= 网页节选 =
但是如果在函数外部定义 tf.Variable 的话，又会显得这个函数有外部变量依赖，封装不够完美。一种简单的思路是定义一个类，并将相关的 tf.Variable 创建放在类的初始化方法中。而将函数的逻辑放在其他方法中。

TensorFlow 提供了一个基类 tf.Module，通过继承它构建子类，我们不仅可以获得以上的自然而然，而且可以非常方便地管理变量，还可以非常方便地管理它引用的其它 Module，最重要的是，我们能够利用 tf.saved_model 保存模型并实现跨平台部署使用。

实际上，tf.keras.models.Model，tf.keras.layers.Layer 都是继承自 tf.Module 的，提供了方便的变量管理和所引用的子模块管理的功能。

因此，利用 tf.Module 提供的封装，再结合 TensoFlow 丰富的低阶 API，实际上我们能够基于 TensorFlow 开发任意机器学习模型(而非仅仅是神经网络模型)，并实现跨平台部署使用。

3.1 应用 `tf.Module` 封装 Autograph

定义一个简单的function：

import tensorflow as tf 
x = tf.Variable(1.0,dtype=tf.float32)

#在tf.function中用input_signature限定输入张量的签名类型：shape和dtype
@tf.function(input_signature=[tf.TensorSpec(shape = [], dtype = tf.float32)])    
def add_print(a):
    x.assign_add(a)
    tf.print(x)
    return(x)

add_print(tf.constant(3.0))
#add_print(tf.constant(3)) #输入不符合张量签名的参数将报错

下面利用 tf.Module 的子类化将其封装一下。

class DemoModule(tf.Module):
    def __init__(self, init_value=tf.constant(0.0), name=None):
        super().__init__(name=name)
        with self.name_scope:  # 相当于with tf.name_scope("demo_module")
            self.x = tf.Variable(init_value, dtype=tf.float32, trainable=True)

    @tf.function(input_signature=[tf.TensorSpec(shape=[], dtype=tf.float32)])
    def addprint(self, a):
        with self.name_scope:
            self.x.assign_add(a)

(已存储数据条目)
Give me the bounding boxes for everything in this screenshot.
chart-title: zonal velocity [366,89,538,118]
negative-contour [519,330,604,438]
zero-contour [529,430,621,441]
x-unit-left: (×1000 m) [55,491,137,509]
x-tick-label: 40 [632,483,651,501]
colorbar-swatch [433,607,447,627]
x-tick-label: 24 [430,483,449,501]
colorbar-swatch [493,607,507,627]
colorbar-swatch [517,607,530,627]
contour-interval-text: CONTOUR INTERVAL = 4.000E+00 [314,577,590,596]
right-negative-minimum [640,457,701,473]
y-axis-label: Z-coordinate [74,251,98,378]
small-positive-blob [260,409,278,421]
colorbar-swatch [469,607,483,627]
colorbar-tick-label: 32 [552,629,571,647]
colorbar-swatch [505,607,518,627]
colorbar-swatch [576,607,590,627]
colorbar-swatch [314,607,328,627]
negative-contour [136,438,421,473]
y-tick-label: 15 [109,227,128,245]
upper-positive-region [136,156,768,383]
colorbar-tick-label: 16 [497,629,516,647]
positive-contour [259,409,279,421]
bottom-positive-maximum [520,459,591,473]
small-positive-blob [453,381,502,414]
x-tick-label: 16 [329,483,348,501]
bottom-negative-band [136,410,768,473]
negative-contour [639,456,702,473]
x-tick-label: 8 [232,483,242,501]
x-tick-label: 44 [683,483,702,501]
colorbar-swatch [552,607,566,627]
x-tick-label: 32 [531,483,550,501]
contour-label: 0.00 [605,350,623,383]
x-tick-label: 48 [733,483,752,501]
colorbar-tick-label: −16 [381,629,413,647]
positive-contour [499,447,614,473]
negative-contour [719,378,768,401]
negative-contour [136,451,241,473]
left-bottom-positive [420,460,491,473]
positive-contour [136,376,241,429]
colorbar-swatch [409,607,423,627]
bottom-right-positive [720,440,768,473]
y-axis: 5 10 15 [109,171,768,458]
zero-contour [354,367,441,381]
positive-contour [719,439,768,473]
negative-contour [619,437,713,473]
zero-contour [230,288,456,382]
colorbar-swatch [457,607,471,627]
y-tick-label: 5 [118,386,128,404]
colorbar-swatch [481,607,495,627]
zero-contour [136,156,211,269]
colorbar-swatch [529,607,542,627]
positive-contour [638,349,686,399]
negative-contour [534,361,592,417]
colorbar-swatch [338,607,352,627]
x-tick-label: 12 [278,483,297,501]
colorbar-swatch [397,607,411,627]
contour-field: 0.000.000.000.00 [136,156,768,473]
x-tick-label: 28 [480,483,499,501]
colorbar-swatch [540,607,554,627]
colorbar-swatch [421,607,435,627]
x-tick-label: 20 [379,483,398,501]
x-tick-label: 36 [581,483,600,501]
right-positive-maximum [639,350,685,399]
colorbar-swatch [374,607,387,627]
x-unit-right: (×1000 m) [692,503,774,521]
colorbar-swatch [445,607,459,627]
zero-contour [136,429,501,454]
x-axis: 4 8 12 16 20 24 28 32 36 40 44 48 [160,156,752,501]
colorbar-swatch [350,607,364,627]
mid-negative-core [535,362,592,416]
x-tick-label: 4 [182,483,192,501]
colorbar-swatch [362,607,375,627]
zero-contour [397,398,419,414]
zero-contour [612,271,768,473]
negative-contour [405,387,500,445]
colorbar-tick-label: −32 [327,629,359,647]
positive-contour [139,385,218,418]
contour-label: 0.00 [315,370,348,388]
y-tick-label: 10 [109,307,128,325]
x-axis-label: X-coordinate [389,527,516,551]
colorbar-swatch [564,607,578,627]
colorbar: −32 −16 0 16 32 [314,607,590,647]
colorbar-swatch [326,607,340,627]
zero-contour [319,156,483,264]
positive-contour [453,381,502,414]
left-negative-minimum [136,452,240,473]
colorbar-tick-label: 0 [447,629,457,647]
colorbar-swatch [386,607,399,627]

= 必做任务 =
(a) 根据网页节选，tf.keras.models.Model 和 tf.keras.layers.Layer 都继承自哪个类？
(b) 列出网页节选代码中 DemoModule 类的 __init__ 方法所声明的全部参数。
(c) 从关于 tf.Module 封装的网页节选末尾处接着续写。
这些数据行与网页节选的内容并无关联。

= 练习答案 =
(a) 二者都继承自 tf.Module。

(b) self、init_value（默认值为 tf.constant(0.0)）、name（默认值为 None）

(c)
            tf.print(self.x)
            return self.x

执行：

demo = DemoModule(init_value=tf.constant(1.0))
result = demo.addprint(tf.constant(5.0))
# 查看模块中的全部变量和全部可训练变量
print(demo.variables)
print(demo.trainable_variables)
# 查看模块中的全部子模块
demo.submodules

输出：

6
(<tf.Variable 'demo_module/Variable:0' shape=() dtype=float32, numpy=6.0>,)
(<tf.Variable 'demo_module/Variable:0' shape=() dtype=float32, numpy=6.0>,)

()

使用 tf.saved_model 保存模型，并指定需要跨平台部署的方法：

tf.saved_model.save(demo,"./data/demo/1",signatures = {"serving_default":demo.addprint})

加载模型：

demo2 = tf.saved_model.load("./data/demo/1")
demo2.addprint(tf.constant(5.0))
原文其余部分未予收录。